▶ Instructions for the task
Of the lines in the listing, how many include the string "watermark"? Write the number and nothing else.

▶ Given information

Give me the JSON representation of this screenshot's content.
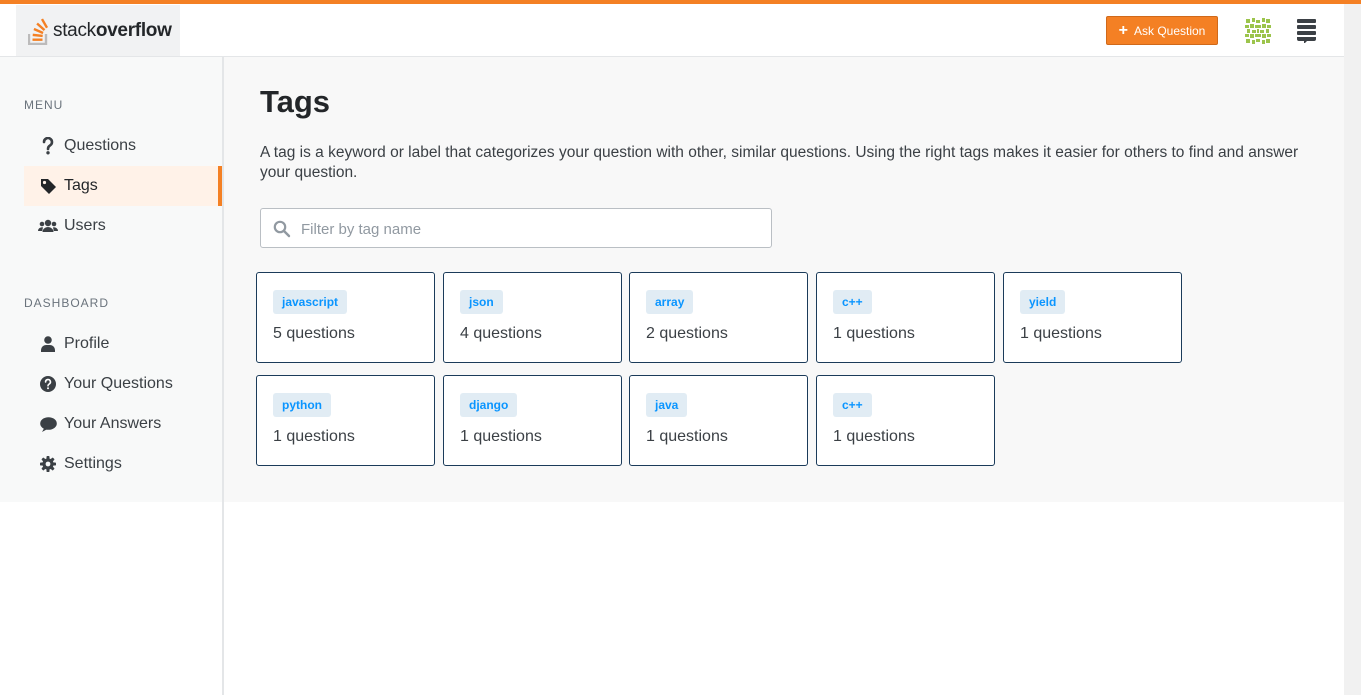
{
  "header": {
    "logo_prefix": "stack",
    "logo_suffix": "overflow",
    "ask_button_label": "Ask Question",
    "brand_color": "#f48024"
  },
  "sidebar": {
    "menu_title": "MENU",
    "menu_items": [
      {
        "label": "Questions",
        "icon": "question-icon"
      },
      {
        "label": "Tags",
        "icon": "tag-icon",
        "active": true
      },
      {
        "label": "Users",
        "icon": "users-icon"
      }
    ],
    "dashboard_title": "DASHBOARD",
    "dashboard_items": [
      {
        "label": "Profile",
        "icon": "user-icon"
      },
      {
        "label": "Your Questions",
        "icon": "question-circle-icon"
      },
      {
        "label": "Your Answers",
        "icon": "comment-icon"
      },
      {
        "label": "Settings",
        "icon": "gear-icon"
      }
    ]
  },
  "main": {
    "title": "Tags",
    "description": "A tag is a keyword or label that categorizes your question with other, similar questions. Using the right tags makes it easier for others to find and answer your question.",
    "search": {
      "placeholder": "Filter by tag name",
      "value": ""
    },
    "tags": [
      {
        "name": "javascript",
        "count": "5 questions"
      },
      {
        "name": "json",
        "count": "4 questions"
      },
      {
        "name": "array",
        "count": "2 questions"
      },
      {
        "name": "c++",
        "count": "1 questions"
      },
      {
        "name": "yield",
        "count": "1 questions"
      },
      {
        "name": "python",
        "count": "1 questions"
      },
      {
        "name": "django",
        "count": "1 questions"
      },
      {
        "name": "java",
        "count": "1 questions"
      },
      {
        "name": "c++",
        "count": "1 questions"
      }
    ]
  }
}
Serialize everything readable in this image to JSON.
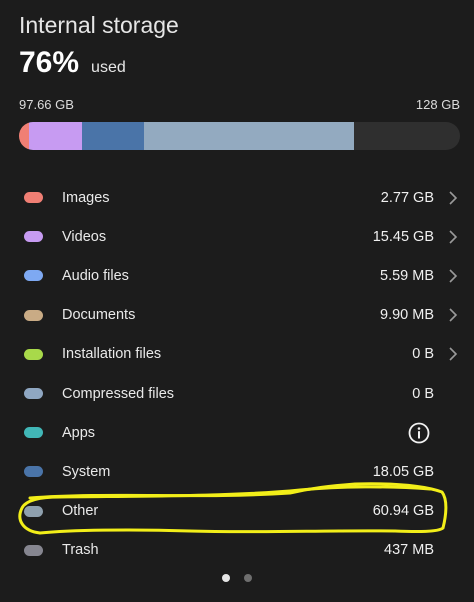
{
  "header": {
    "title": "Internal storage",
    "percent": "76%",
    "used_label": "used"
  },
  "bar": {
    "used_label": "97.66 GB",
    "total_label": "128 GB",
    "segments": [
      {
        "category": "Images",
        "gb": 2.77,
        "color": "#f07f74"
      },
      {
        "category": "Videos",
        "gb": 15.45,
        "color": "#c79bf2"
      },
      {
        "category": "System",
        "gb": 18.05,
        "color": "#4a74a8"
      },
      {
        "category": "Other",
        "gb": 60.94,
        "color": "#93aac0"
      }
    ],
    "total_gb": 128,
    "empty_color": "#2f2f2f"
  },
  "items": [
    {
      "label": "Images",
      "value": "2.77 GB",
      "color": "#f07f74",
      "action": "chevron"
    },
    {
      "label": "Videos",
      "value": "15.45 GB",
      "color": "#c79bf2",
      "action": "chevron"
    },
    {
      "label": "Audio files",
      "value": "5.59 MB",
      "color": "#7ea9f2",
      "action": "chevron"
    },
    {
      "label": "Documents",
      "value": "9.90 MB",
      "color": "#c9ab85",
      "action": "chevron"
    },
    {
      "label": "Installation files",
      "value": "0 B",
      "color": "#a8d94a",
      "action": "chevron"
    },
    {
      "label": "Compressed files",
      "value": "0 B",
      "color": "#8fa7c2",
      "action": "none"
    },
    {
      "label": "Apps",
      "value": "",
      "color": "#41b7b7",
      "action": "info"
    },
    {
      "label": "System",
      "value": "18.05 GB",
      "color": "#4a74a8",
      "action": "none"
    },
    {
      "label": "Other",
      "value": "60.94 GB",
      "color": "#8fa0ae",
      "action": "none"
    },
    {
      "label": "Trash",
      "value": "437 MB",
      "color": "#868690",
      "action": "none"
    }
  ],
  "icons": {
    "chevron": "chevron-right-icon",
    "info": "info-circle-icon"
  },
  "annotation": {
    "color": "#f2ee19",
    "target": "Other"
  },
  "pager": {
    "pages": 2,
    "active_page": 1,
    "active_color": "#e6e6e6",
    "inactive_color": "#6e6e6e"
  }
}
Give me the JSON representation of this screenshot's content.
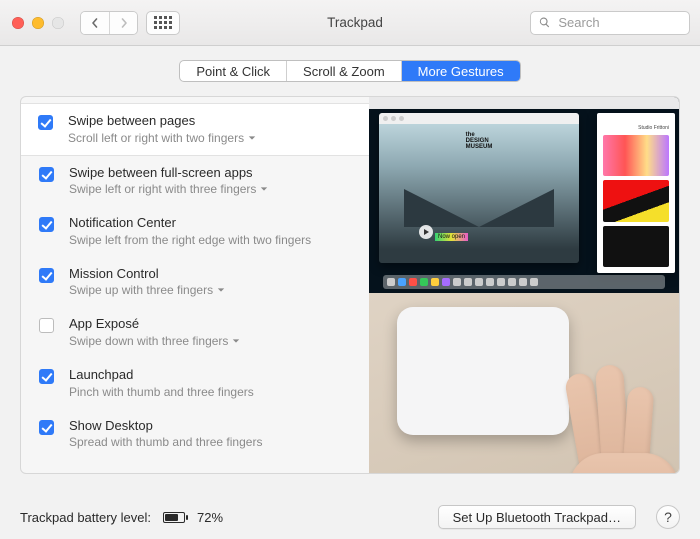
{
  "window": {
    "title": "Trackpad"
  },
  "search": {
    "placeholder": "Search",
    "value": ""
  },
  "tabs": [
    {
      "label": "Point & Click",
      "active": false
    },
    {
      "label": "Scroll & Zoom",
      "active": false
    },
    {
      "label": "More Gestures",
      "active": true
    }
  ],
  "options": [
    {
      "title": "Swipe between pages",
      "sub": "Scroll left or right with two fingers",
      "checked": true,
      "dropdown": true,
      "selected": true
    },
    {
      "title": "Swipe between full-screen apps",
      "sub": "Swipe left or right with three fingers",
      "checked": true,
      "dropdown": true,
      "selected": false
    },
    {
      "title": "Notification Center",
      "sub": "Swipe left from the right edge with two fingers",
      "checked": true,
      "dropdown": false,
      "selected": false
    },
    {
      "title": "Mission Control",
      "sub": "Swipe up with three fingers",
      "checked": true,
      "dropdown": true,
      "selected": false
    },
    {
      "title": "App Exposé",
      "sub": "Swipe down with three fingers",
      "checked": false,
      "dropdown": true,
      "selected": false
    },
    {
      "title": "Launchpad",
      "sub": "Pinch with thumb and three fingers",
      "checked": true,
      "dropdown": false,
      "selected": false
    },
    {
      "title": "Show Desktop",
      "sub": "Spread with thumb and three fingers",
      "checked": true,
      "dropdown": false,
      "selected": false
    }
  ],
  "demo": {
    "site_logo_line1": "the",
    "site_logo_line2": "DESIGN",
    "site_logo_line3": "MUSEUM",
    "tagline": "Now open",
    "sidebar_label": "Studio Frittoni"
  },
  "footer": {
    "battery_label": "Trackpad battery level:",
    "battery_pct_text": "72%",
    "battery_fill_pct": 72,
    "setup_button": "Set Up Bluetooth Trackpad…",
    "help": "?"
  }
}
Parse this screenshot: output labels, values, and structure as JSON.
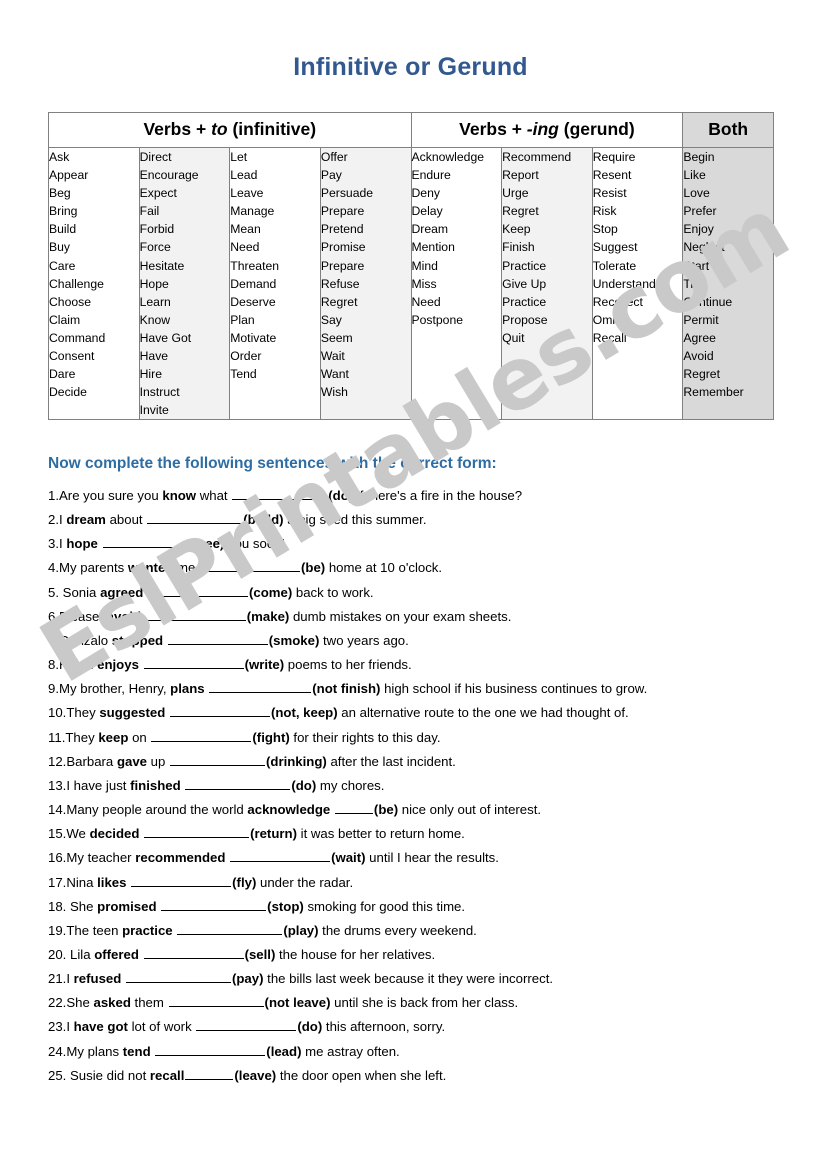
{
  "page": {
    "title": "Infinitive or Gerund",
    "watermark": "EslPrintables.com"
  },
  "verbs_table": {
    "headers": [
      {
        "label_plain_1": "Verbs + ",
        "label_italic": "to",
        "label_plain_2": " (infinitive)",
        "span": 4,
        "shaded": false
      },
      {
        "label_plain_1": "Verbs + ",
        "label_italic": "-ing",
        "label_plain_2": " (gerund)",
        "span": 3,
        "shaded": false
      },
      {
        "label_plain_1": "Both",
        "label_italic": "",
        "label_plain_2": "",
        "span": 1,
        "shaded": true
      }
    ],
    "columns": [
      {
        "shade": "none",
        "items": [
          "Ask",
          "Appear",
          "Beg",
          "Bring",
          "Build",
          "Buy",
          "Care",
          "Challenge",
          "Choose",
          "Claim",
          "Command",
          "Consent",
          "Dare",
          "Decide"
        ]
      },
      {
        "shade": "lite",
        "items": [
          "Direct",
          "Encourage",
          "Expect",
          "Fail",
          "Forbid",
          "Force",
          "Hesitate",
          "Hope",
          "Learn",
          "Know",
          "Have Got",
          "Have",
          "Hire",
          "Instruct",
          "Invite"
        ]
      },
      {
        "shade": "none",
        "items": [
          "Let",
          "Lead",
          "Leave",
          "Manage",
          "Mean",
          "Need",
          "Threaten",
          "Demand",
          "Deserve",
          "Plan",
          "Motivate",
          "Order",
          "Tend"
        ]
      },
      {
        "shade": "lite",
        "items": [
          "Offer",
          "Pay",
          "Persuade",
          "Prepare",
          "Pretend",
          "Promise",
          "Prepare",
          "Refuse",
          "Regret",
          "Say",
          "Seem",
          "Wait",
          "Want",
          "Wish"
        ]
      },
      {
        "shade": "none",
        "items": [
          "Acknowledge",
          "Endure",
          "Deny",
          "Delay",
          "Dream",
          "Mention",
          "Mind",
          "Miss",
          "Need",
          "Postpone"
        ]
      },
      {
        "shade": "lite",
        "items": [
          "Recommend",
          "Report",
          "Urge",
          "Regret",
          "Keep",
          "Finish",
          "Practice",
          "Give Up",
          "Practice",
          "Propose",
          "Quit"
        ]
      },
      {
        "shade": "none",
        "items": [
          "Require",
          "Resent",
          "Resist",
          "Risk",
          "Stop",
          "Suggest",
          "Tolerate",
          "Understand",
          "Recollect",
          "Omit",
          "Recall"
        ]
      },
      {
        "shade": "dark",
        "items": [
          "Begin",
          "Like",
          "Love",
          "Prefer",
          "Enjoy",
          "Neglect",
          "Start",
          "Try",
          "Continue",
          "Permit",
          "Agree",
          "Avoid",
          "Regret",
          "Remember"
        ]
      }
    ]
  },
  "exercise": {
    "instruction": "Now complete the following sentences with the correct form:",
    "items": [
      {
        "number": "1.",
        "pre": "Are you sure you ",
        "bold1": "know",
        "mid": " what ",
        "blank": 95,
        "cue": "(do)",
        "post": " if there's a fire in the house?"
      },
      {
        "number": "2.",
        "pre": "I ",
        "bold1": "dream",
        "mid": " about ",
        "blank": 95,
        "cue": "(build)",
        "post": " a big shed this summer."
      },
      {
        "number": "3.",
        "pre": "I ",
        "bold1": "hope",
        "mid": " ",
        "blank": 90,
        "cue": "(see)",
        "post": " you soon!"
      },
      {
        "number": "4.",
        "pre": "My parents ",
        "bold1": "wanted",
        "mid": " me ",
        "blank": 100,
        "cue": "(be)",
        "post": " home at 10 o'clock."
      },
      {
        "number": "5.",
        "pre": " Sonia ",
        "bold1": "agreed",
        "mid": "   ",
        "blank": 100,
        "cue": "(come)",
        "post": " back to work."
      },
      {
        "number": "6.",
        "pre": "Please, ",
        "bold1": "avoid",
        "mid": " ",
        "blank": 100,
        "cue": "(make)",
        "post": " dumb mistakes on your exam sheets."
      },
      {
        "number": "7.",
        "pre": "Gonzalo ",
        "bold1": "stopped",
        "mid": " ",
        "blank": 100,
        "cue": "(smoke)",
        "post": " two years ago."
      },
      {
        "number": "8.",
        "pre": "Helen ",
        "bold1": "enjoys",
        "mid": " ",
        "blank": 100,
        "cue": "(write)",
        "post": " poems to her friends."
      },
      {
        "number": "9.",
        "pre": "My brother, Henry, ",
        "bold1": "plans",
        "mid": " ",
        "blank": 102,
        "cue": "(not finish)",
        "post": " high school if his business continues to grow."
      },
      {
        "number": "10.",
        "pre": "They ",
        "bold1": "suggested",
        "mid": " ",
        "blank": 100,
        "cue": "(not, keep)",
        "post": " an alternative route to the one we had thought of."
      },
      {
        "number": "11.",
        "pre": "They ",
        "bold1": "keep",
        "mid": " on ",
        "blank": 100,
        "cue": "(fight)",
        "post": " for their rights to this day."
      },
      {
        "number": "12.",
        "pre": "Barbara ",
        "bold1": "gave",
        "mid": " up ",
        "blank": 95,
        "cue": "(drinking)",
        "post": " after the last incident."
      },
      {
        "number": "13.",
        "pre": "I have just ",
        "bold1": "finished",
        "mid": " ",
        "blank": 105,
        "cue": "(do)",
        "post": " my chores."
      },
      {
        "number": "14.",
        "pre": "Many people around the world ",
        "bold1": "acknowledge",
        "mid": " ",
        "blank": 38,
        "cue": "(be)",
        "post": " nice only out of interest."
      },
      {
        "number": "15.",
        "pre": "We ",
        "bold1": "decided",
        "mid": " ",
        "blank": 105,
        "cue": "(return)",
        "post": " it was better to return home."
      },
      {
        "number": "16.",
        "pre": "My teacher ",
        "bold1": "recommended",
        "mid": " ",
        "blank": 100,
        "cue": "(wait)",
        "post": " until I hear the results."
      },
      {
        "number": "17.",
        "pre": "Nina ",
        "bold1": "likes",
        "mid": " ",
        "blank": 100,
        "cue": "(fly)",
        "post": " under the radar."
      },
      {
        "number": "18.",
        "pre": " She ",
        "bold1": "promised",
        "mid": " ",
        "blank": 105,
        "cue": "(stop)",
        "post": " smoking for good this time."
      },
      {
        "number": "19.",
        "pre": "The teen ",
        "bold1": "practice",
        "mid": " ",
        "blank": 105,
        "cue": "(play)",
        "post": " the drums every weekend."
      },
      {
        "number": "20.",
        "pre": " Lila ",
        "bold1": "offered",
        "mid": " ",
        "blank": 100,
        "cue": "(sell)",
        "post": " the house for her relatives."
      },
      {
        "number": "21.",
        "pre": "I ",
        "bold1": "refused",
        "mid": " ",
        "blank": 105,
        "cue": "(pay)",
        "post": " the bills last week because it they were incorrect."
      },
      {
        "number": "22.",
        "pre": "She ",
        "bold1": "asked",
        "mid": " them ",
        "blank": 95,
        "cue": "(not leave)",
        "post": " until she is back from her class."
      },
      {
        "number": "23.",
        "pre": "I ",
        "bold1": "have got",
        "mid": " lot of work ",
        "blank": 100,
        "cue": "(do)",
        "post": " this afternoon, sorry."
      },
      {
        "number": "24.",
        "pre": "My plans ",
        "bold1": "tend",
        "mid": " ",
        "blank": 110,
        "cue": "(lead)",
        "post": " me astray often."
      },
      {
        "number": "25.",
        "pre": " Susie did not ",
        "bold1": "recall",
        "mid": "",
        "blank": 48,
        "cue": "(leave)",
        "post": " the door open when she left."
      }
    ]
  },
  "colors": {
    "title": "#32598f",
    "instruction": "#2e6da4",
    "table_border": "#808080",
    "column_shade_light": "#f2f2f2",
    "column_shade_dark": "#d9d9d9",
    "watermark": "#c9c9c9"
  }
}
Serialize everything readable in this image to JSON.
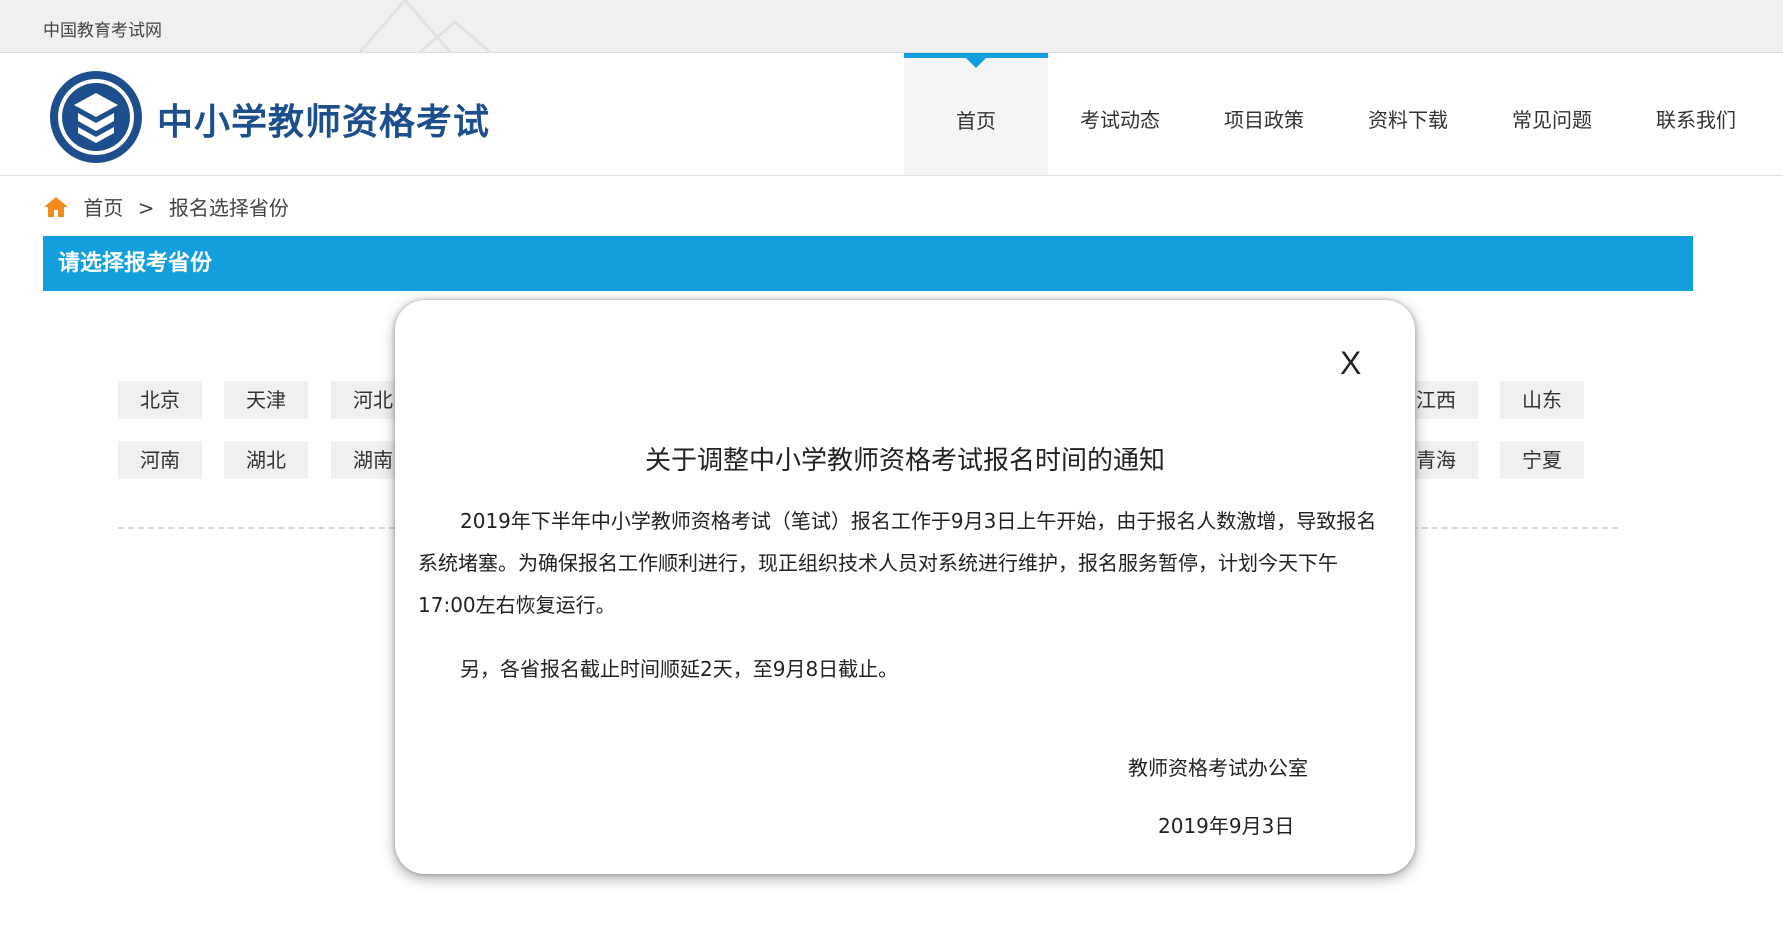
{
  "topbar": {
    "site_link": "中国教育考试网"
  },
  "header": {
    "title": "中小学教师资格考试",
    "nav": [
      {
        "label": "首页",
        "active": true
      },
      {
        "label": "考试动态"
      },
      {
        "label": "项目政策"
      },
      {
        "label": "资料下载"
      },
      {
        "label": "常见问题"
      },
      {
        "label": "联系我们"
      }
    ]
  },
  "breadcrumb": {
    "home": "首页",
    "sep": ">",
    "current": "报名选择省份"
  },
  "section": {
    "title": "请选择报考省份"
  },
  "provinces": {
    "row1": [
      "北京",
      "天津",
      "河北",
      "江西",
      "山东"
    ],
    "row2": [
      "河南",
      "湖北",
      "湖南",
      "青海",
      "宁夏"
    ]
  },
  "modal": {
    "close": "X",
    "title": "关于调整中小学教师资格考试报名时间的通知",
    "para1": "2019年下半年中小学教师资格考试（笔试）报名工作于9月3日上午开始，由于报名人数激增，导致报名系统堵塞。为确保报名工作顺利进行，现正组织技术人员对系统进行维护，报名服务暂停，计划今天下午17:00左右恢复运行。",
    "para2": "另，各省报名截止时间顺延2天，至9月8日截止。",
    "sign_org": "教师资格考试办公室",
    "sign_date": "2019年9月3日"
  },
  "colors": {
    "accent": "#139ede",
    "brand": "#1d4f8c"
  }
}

▶ Response to the exercise
2